TASK DETAILS -
Look through the lines below and extract each one that contains "color".

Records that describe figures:
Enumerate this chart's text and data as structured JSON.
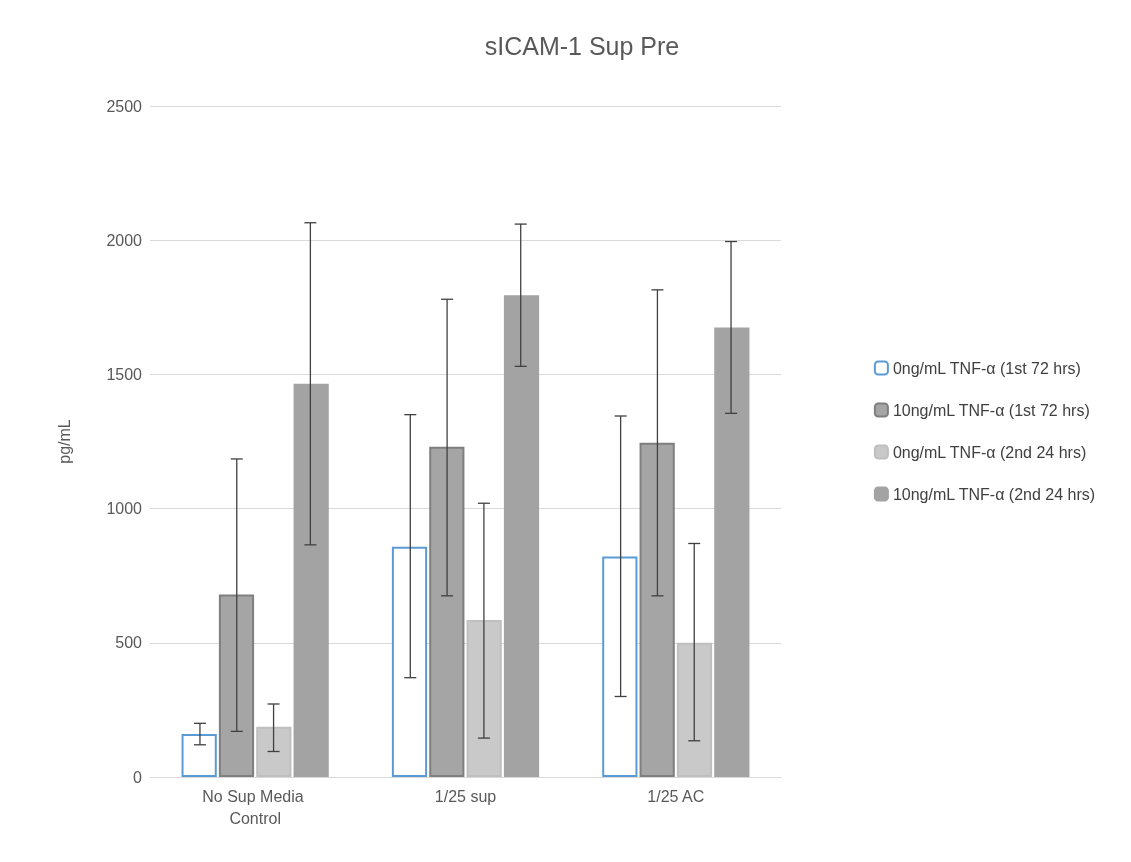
{
  "chart_data": {
    "type": "bar",
    "title": "sICAM-1 Sup Pre",
    "ylabel": "pg/mL",
    "categories": [
      "No Sup Media Control",
      "1/25 sup",
      "1/25 AC"
    ],
    "series": [
      {
        "name": "0ng/mL TNF-α (1st 72 hrs)",
        "color": "#ffffff",
        "values": [
          160,
          858,
          822
        ],
        "errors": [
          [
            120,
            200
          ],
          [
            370,
            1350
          ],
          [
            300,
            1345
          ]
        ]
      },
      {
        "name": "10ng/mL TNF-α (1st 72 hrs)",
        "color": "#a5a5a5",
        "values": [
          680,
          1230,
          1245
        ],
        "errors": [
          [
            170,
            1185
          ],
          [
            675,
            1780
          ],
          [
            675,
            1815
          ]
        ]
      },
      {
        "name": "0ng/mL TNF-α (2nd 24 hrs)",
        "color": "#c9c9c9",
        "values": [
          187,
          585,
          500
        ],
        "errors": [
          [
            95,
            272
          ],
          [
            145,
            1020
          ],
          [
            135,
            870
          ]
        ]
      },
      {
        "name": "10ng/mL TNF-α (2nd 24 hrs)",
        "color": "#a3a3a3",
        "values": [
          1465,
          1795,
          1675
        ],
        "errors": [
          [
            865,
            2065
          ],
          [
            1530,
            2060
          ],
          [
            1355,
            1995
          ]
        ]
      }
    ],
    "ylim": [
      0,
      2500
    ],
    "yticks": [
      0,
      500,
      1000,
      1500,
      2000,
      2500
    ],
    "grid": "y",
    "legend": "right"
  }
}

OUTPUT FOR THIS TASK -
        "color": "#ffffff",
        "color": "#a5a5a5",
        "color": "#c9c9c9",
        "color": "#a3a3a3",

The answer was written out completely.